• DIRECTIONS: Repeat the material exactly, leaving nothing out.

[Collection entries]
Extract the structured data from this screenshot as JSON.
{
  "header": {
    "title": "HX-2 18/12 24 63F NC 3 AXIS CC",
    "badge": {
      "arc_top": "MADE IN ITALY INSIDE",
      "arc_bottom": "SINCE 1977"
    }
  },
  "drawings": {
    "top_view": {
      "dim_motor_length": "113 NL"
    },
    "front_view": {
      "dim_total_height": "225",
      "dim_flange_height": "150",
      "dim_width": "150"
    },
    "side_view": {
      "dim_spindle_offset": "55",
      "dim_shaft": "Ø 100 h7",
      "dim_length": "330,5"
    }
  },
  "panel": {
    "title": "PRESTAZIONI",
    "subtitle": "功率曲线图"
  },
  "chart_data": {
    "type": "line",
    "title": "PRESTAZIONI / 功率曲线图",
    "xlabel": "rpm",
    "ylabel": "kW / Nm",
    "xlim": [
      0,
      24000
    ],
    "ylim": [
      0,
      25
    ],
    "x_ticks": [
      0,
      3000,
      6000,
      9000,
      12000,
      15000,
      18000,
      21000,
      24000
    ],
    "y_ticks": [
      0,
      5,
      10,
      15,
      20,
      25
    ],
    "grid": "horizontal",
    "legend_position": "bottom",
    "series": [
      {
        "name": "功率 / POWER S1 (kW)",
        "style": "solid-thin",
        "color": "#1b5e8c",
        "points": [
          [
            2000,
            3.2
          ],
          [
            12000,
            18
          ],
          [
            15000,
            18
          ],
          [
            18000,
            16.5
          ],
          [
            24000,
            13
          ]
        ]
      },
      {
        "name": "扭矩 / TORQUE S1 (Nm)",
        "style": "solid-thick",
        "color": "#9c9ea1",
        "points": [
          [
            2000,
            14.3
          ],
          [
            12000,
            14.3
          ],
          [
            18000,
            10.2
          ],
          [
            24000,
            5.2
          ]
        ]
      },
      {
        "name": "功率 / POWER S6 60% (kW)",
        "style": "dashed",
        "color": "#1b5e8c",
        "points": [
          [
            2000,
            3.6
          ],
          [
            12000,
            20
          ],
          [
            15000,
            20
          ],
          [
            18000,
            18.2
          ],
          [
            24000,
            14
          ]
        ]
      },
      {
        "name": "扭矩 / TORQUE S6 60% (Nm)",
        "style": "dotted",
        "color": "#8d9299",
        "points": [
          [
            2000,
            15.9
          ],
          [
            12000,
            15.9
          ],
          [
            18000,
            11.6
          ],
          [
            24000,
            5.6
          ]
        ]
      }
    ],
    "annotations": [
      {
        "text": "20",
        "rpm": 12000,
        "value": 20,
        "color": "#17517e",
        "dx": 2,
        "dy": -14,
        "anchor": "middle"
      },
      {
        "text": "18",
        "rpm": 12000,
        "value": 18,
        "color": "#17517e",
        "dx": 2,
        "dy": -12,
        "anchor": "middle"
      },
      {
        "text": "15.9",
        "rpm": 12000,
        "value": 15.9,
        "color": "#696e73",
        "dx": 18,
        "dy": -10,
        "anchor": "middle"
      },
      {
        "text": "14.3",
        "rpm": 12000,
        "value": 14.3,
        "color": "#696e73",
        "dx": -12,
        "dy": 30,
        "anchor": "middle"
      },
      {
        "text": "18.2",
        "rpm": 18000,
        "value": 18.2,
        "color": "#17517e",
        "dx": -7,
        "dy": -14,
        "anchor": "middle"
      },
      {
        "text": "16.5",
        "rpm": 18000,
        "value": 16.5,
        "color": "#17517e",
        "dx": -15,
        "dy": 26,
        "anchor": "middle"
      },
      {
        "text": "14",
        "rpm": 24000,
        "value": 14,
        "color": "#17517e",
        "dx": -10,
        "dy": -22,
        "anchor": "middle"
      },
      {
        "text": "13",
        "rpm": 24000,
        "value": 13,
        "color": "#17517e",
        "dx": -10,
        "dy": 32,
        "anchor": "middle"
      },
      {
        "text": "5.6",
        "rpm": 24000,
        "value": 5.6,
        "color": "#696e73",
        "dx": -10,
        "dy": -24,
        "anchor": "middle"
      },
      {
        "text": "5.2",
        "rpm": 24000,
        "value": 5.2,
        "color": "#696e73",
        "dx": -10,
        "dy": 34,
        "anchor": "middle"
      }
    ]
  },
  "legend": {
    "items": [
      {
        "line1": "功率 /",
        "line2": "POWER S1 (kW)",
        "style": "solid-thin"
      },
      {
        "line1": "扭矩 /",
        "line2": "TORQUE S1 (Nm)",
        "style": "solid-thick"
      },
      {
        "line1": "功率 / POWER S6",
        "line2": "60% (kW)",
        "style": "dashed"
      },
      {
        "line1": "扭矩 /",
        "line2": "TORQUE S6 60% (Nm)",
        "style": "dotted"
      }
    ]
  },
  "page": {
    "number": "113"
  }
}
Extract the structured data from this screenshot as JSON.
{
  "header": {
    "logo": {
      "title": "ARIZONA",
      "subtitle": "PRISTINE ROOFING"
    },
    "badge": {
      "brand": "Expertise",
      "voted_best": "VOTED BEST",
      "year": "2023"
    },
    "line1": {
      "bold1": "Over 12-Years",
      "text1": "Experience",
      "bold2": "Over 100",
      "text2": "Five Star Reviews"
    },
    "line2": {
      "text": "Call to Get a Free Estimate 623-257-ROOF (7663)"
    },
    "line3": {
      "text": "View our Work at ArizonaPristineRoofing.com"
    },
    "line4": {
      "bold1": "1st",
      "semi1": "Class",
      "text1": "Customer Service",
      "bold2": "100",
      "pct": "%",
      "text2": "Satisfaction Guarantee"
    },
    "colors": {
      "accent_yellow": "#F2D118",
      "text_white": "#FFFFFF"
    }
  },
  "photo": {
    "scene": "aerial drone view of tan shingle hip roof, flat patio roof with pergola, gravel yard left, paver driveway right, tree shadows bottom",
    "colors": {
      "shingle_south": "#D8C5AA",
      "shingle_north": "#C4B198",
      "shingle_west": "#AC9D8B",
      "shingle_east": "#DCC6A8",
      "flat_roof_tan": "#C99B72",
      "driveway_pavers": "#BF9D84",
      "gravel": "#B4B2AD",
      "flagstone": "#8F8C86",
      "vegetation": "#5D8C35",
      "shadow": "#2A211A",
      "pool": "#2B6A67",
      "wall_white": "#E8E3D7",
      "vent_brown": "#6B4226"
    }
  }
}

• TASK ANSWER:
Extract the structured data from this screenshot as JSON.
{
  "header": {
    "title": "HX-2 18/12 24 63F NC 3 AXIS CC",
    "badge": {
      "arc_top": "MADE IN ITALY INSIDE",
      "arc_bottom": "SINCE 1977"
    }
  },
  "drawings": {
    "top_view": {
      "dim_motor_length": "113 NL"
    },
    "front_view": {
      "dim_total_height": "225",
      "dim_flange_height": "150",
      "dim_width": "150"
    },
    "side_view": {
      "dim_spindle_offset": "55",
      "dim_shaft": "Ø 100 h7",
      "dim_length": "330,5"
    }
  },
  "panel": {
    "title": "PRESTAZIONI",
    "subtitle": "功率曲线图"
  },
  "chart_data": {
    "type": "line",
    "title": "PRESTAZIONI / 功率曲线图",
    "xlabel": "rpm",
    "ylabel": "kW / Nm",
    "xlim": [
      0,
      24000
    ],
    "ylim": [
      0,
      25
    ],
    "x_ticks": [
      0,
      3000,
      6000,
      9000,
      12000,
      15000,
      18000,
      21000,
      24000
    ],
    "y_ticks": [
      0,
      5,
      10,
      15,
      20,
      25
    ],
    "grid": "horizontal",
    "legend_position": "bottom",
    "series": [
      {
        "name": "功率 / POWER S1 (kW)",
        "style": "solid-thin",
        "color": "#1b5e8c",
        "points": [
          [
            2000,
            3.2
          ],
          [
            12000,
            18
          ],
          [
            15000,
            18
          ],
          [
            18000,
            16.5
          ],
          [
            24000,
            13
          ]
        ]
      },
      {
        "name": "扭矩 / TORQUE S1 (Nm)",
        "style": "solid-thick",
        "color": "#9c9ea1",
        "points": [
          [
            2000,
            14.3
          ],
          [
            12000,
            14.3
          ],
          [
            18000,
            10.2
          ],
          [
            24000,
            5.2
          ]
        ]
      },
      {
        "name": "功率 / POWER S6 60% (kW)",
        "style": "dashed",
        "color": "#1b5e8c",
        "points": [
          [
            2000,
            3.6
          ],
          [
            12000,
            20
          ],
          [
            15000,
            20
          ],
          [
            18000,
            18.2
          ],
          [
            24000,
            14
          ]
        ]
      },
      {
        "name": "扭矩 / TORQUE S6 60% (Nm)",
        "style": "dotted",
        "color": "#8d9299",
        "points": [
          [
            2000,
            15.9
          ],
          [
            12000,
            15.9
          ],
          [
            18000,
            11.6
          ],
          [
            24000,
            5.6
          ]
        ]
      }
    ],
    "annotations": [
      {
        "text": "20",
        "rpm": 12000,
        "value": 20,
        "color": "#17517e",
        "dx": 2,
        "dy": -14,
        "anchor": "middle"
      },
      {
        "text": "18",
        "rpm": 12000,
        "value": 18,
        "color": "#17517e",
        "dx": 2,
        "dy": -12,
        "anchor": "middle"
      },
      {
        "text": "15.9",
        "rpm": 12000,
        "value": 15.9,
        "color": "#696e73",
        "dx": 18,
        "dy": -10,
        "anchor": "middle"
      },
      {
        "text": "14.3",
        "rpm": 12000,
        "value": 14.3,
        "color": "#696e73",
        "dx": -12,
        "dy": 30,
        "anchor": "middle"
      },
      {
        "text": "18.2",
        "rpm": 18000,
        "value": 18.2,
        "color": "#17517e",
        "dx": -7,
        "dy": -14,
        "anchor": "middle"
      },
      {
        "text": "16.5",
        "rpm": 18000,
        "value": 16.5,
        "color": "#17517e",
        "dx": -15,
        "dy": 26,
        "anchor": "middle"
      },
      {
        "text": "14",
        "rpm": 24000,
        "value": 14,
        "color": "#17517e",
        "dx": -10,
        "dy": -22,
        "anchor": "middle"
      },
      {
        "text": "13",
        "rpm": 24000,
        "value": 13,
        "color": "#17517e",
        "dx": -10,
        "dy": 32,
        "anchor": "middle"
      },
      {
        "text": "5.6",
        "rpm": 24000,
        "value": 5.6,
        "color": "#696e73",
        "dx": -10,
        "dy": -24,
        "anchor": "middle"
      },
      {
        "text": "5.2",
        "rpm": 24000,
        "value": 5.2,
        "color": "#696e73",
        "dx": -10,
        "dy": 34,
        "anchor": "middle"
      }
    ]
  },
  "legend": {
    "items": [
      {
        "line1": "功率 /",
        "line2": "POWER S1 (kW)",
        "style": "solid-thin"
      },
      {
        "line1": "扭矩 /",
        "line2": "TORQUE S1 (Nm)",
        "style": "solid-thick"
      },
      {
        "line1": "功率 / POWER S6",
        "line2": "60% (kW)",
        "style": "dashed"
      },
      {
        "line1": "扭矩 /",
        "line2": "TORQUE S6 60% (Nm)",
        "style": "dotted"
      }
    ]
  },
  "page": {
    "number": "113"
  }
}
Extract the structured data from this screenshot as JSON.
{
  "header": {
    "logo": {
      "title": "ARIZONA",
      "subtitle": "PRISTINE ROOFING"
    },
    "badge": {
      "brand": "Expertise",
      "voted_best": "VOTED BEST",
      "year": "2023"
    },
    "line1": {
      "bold1": "Over 12-Years",
      "text1": "Experience",
      "bold2": "Over 100",
      "text2": "Five Star Reviews"
    },
    "line2": {
      "text": "Call to Get a Free Estimate 623-257-ROOF (7663)"
    },
    "line3": {
      "text": "View our Work at ArizonaPristineRoofing.com"
    },
    "line4": {
      "bold1": "1st",
      "semi1": "Class",
      "text1": "Customer Service",
      "bold2": "100",
      "pct": "%",
      "text2": "Satisfaction Guarantee"
    },
    "colors": {
      "accent_yellow": "#F2D118",
      "text_white": "#FFFFFF"
    }
  },
  "photo": {
    "scene": "aerial drone view of tan shingle hip roof, flat patio roof with pergola, gravel yard left, paver driveway right, tree shadows bottom",
    "colors": {
      "shingle_south": "#D8C5AA",
      "shingle_north": "#C4B198",
      "shingle_west": "#AC9D8B",
      "shingle_east": "#DCC6A8",
      "flat_roof_tan": "#C99B72",
      "driveway_pavers": "#BF9D84",
      "gravel": "#B4B2AD",
      "flagstone": "#8F8C86",
      "vegetation": "#5D8C35",
      "shadow": "#2A211A",
      "pool": "#2B6A67",
      "wall_white": "#E8E3D7",
      "vent_brown": "#6B4226"
    }
  }
}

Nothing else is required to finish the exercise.